Given request:
Repeat, line for line, the entries printed below.

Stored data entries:
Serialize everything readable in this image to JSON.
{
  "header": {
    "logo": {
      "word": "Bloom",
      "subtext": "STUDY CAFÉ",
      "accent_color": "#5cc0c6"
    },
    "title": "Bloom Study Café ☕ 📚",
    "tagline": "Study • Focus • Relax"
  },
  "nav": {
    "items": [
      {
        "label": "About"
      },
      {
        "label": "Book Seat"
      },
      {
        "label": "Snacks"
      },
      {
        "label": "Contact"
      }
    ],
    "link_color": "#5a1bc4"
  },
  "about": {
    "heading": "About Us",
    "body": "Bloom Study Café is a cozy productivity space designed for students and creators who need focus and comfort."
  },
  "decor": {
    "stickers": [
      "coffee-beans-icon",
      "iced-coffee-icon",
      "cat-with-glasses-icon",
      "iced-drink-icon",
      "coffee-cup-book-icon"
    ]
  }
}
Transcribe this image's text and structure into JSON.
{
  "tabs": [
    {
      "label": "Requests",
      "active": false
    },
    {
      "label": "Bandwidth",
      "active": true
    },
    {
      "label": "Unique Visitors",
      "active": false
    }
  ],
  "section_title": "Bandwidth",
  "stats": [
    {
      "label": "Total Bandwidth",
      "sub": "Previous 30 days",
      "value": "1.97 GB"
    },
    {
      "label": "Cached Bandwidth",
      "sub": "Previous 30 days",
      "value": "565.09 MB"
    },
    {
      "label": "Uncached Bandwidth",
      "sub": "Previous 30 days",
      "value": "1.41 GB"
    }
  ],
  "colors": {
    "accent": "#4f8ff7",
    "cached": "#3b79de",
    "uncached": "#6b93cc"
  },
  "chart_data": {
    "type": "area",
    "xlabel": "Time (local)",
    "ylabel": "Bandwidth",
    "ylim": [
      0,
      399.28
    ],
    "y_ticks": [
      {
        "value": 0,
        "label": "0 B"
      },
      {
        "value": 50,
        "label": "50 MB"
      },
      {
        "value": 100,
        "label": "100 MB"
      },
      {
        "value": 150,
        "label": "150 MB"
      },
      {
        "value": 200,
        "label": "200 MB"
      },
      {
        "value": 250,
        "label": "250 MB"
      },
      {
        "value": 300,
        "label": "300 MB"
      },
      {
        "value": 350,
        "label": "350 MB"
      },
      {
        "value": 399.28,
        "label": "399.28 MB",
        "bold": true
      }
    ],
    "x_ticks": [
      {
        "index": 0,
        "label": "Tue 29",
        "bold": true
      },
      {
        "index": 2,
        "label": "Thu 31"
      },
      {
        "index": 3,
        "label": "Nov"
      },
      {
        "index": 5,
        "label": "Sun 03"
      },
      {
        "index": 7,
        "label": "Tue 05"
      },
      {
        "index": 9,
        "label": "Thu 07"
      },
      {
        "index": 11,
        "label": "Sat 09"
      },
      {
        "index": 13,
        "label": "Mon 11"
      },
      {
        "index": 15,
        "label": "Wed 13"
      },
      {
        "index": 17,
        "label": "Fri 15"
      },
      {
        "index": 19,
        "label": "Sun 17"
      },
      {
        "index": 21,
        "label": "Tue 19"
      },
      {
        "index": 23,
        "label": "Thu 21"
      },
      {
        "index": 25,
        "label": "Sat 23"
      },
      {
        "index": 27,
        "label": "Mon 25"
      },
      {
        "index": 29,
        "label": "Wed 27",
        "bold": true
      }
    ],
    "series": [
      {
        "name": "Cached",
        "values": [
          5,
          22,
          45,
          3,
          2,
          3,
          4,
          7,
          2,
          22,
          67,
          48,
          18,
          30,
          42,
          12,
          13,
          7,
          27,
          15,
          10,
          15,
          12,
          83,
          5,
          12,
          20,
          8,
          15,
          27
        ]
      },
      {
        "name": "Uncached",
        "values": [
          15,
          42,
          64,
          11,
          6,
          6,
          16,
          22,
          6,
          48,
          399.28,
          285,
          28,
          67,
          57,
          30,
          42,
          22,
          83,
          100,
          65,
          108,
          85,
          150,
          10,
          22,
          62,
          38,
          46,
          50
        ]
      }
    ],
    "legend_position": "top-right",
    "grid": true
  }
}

Solved problem:
Serialize everything readable in this image to JSON.
{
  "header": {
    "logo": {
      "word": "Bloom",
      "subtext": "STUDY CAFÉ",
      "accent_color": "#5cc0c6"
    },
    "title": "Bloom Study Café ☕ 📚",
    "tagline": "Study • Focus • Relax"
  },
  "nav": {
    "items": [
      {
        "label": "About"
      },
      {
        "label": "Book Seat"
      },
      {
        "label": "Snacks"
      },
      {
        "label": "Contact"
      }
    ],
    "link_color": "#5a1bc4"
  },
  "about": {
    "heading": "About Us",
    "body": "Bloom Study Café is a cozy productivity space designed for students and creators who need focus and comfort."
  },
  "decor": {
    "stickers": [
      "coffee-beans-icon",
      "iced-coffee-icon",
      "cat-with-glasses-icon",
      "iced-drink-icon",
      "coffee-cup-book-icon"
    ]
  }
}
Transcribe this image's text and structure into JSON.
{
  "tabs": [
    {
      "label": "Requests",
      "active": false
    },
    {
      "label": "Bandwidth",
      "active": true
    },
    {
      "label": "Unique Visitors",
      "active": false
    }
  ],
  "section_title": "Bandwidth",
  "stats": [
    {
      "label": "Total Bandwidth",
      "sub": "Previous 30 days",
      "value": "1.97 GB"
    },
    {
      "label": "Cached Bandwidth",
      "sub": "Previous 30 days",
      "value": "565.09 MB"
    },
    {
      "label": "Uncached Bandwidth",
      "sub": "Previous 30 days",
      "value": "1.41 GB"
    }
  ],
  "colors": {
    "accent": "#4f8ff7",
    "cached": "#3b79de",
    "uncached": "#6b93cc"
  },
  "chart_data": {
    "type": "area",
    "xlabel": "Time (local)",
    "ylabel": "Bandwidth",
    "ylim": [
      0,
      399.28
    ],
    "y_ticks": [
      {
        "value": 0,
        "label": "0 B"
      },
      {
        "value": 50,
        "label": "50 MB"
      },
      {
        "value": 100,
        "label": "100 MB"
      },
      {
        "value": 150,
        "label": "150 MB"
      },
      {
        "value": 200,
        "label": "200 MB"
      },
      {
        "value": 250,
        "label": "250 MB"
      },
      {
        "value": 300,
        "label": "300 MB"
      },
      {
        "value": 350,
        "label": "350 MB"
      },
      {
        "value": 399.28,
        "label": "399.28 MB",
        "bold": true
      }
    ],
    "x_ticks": [
      {
        "index": 0,
        "label": "Tue 29",
        "bold": true
      },
      {
        "index": 2,
        "label": "Thu 31"
      },
      {
        "index": 3,
        "label": "Nov"
      },
      {
        "index": 5,
        "label": "Sun 03"
      },
      {
        "index": 7,
        "label": "Tue 05"
      },
      {
        "index": 9,
        "label": "Thu 07"
      },
      {
        "index": 11,
        "label": "Sat 09"
      },
      {
        "index": 13,
        "label": "Mon 11"
      },
      {
        "index": 15,
        "label": "Wed 13"
      },
      {
        "index": 17,
        "label": "Fri 15"
      },
      {
        "index": 19,
        "label": "Sun 17"
      },
      {
        "index": 21,
        "label": "Tue 19"
      },
      {
        "index": 23,
        "label": "Thu 21"
      },
      {
        "index": 25,
        "label": "Sat 23"
      },
      {
        "index": 27,
        "label": "Mon 25"
      },
      {
        "index": 29,
        "label": "Wed 27",
        "bold": true
      }
    ],
    "series": [
      {
        "name": "Cached",
        "values": [
          5,
          22,
          45,
          3,
          2,
          3,
          4,
          7,
          2,
          22,
          67,
          48,
          18,
          30,
          42,
          12,
          13,
          7,
          27,
          15,
          10,
          15,
          12,
          83,
          5,
          12,
          20,
          8,
          15,
          27
        ]
      },
      {
        "name": "Uncached",
        "values": [
          15,
          42,
          64,
          11,
          6,
          6,
          16,
          22,
          6,
          48,
          399.28,
          285,
          28,
          67,
          57,
          30,
          42,
          22,
          83,
          100,
          65,
          108,
          85,
          150,
          10,
          22,
          62,
          38,
          46,
          50
        ]
      }
    ],
    "legend_position": "top-right",
    "grid": true
  }
}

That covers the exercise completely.